What the task asks: Among the records below, find each line that includes the string "Convert" and copy it.

Extracted information:
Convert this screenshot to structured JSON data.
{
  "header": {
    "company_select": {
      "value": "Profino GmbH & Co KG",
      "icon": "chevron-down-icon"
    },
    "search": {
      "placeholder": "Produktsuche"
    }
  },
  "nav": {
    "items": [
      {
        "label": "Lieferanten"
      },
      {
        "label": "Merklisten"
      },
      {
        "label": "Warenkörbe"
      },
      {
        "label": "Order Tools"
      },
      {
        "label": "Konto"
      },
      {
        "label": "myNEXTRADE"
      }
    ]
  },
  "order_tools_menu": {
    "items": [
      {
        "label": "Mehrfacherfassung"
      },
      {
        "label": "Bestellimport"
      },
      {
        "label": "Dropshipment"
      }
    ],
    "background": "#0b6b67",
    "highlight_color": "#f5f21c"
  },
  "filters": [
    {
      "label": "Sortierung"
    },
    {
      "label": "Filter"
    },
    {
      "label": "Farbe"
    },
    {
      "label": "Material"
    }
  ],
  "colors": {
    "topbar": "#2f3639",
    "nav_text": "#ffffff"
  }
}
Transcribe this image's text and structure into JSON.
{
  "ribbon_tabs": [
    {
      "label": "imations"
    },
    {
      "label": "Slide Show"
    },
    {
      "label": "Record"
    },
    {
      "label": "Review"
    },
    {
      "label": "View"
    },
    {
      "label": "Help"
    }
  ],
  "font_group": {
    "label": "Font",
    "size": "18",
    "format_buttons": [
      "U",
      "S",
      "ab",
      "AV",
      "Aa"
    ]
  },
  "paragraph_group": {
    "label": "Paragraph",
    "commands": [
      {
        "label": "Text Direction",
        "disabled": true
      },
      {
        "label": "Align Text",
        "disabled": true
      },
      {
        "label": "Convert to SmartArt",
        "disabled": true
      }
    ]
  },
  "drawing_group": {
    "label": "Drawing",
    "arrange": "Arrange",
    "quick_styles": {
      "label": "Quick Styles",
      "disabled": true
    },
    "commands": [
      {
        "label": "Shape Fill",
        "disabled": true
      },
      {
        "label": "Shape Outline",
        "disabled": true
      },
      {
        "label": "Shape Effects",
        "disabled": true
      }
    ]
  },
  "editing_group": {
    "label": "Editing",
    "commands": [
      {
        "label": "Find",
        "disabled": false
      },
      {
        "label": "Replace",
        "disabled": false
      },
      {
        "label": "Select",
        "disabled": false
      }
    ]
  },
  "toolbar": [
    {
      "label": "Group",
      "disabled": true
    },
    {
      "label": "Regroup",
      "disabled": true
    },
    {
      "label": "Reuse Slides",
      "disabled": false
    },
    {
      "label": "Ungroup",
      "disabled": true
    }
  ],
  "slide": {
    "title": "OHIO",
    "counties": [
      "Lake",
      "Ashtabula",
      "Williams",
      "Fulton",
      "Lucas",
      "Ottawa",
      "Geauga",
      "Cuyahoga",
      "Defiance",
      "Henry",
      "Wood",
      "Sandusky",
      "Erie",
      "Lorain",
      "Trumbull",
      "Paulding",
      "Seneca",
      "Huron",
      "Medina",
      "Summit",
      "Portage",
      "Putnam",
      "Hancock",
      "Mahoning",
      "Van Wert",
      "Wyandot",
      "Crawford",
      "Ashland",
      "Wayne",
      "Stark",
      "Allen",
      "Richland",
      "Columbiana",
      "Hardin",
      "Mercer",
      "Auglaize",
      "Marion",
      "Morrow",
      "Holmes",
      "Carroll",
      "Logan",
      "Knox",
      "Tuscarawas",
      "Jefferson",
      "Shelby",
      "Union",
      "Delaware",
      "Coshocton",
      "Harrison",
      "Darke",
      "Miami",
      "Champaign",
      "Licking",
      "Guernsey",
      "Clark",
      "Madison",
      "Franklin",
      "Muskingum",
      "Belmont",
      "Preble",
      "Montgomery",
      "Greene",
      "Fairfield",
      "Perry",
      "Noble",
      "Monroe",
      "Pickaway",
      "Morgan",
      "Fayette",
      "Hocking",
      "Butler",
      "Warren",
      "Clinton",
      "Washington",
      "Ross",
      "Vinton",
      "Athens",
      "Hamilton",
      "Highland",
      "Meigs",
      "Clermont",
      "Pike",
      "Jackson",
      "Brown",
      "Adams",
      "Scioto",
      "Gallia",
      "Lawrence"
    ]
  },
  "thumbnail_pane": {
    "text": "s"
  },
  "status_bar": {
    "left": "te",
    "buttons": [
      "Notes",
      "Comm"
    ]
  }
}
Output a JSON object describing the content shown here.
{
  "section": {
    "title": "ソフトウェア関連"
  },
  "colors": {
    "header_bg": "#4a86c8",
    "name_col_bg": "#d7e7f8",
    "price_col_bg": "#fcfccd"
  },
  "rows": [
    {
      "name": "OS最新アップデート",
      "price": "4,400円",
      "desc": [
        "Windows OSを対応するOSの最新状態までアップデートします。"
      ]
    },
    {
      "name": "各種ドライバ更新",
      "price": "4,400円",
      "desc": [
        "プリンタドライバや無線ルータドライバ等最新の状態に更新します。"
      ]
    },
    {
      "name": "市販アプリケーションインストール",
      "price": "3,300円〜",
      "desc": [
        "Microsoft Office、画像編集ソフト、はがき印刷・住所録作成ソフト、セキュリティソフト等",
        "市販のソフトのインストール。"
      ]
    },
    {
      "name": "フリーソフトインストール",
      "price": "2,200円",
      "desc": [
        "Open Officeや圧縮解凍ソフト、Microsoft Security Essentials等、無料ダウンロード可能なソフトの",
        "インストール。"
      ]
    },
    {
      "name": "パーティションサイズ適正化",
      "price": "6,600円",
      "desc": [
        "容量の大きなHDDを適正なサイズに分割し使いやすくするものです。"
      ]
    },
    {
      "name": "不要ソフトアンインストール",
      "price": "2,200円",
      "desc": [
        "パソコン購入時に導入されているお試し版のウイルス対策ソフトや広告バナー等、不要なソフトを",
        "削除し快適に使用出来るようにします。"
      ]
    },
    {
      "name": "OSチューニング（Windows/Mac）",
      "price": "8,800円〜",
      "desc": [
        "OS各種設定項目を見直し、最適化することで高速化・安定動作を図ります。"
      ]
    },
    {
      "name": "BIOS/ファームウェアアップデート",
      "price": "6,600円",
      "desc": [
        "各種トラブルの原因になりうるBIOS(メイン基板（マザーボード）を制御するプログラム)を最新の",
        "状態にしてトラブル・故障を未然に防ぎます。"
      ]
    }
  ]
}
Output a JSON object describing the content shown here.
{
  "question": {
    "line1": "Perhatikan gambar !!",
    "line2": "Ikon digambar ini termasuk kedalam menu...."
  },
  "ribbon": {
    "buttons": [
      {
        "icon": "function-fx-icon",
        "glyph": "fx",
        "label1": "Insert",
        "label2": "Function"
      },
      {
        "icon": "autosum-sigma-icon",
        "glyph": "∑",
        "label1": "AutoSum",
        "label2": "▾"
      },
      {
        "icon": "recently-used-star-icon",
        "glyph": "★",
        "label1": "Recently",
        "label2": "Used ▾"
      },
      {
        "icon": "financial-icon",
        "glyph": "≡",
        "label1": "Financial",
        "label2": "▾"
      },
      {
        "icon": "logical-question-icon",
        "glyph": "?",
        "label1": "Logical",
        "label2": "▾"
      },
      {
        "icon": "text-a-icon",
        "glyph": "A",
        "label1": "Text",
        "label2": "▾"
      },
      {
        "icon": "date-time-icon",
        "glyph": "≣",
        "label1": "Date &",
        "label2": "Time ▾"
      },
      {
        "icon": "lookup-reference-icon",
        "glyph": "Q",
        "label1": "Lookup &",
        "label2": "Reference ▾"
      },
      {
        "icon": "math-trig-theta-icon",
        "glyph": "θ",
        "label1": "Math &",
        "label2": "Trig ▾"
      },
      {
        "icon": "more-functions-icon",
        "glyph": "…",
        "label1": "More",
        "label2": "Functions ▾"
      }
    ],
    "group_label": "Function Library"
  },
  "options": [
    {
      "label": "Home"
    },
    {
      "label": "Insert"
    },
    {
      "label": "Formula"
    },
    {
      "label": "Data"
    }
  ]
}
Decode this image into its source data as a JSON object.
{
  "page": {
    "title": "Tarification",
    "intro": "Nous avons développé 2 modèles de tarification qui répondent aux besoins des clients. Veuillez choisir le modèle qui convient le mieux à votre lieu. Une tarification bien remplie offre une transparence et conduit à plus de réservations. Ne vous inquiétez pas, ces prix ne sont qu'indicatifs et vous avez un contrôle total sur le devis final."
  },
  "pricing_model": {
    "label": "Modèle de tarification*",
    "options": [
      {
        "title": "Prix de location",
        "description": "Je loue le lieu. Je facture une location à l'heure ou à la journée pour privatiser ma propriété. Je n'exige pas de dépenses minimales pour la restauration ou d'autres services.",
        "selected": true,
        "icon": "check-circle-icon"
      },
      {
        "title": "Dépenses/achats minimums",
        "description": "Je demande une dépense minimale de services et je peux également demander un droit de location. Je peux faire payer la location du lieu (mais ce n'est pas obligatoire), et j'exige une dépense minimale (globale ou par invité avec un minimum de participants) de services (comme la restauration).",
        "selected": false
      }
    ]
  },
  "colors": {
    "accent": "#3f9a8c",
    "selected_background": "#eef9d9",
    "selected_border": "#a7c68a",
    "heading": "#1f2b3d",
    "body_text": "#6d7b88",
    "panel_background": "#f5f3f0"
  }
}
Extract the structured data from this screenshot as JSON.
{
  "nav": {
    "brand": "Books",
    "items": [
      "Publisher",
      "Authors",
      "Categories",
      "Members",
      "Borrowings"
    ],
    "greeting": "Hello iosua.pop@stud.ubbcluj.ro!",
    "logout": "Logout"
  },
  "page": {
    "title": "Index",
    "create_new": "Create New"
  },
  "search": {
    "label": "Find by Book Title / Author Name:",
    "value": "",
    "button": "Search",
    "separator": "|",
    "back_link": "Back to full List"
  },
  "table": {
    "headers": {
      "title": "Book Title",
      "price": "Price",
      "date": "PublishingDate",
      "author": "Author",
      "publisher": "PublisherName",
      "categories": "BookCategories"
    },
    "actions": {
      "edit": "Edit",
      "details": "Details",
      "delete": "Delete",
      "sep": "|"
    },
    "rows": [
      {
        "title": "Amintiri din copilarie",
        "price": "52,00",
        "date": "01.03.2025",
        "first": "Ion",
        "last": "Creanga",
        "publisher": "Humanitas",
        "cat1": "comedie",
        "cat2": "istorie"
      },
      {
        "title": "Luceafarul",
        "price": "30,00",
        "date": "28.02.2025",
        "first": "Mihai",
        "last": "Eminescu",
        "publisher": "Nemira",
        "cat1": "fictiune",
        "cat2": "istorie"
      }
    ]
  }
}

Result for this task:
Convert this screenshot to structured JSON data.
        "label": "Convert to SmartArt",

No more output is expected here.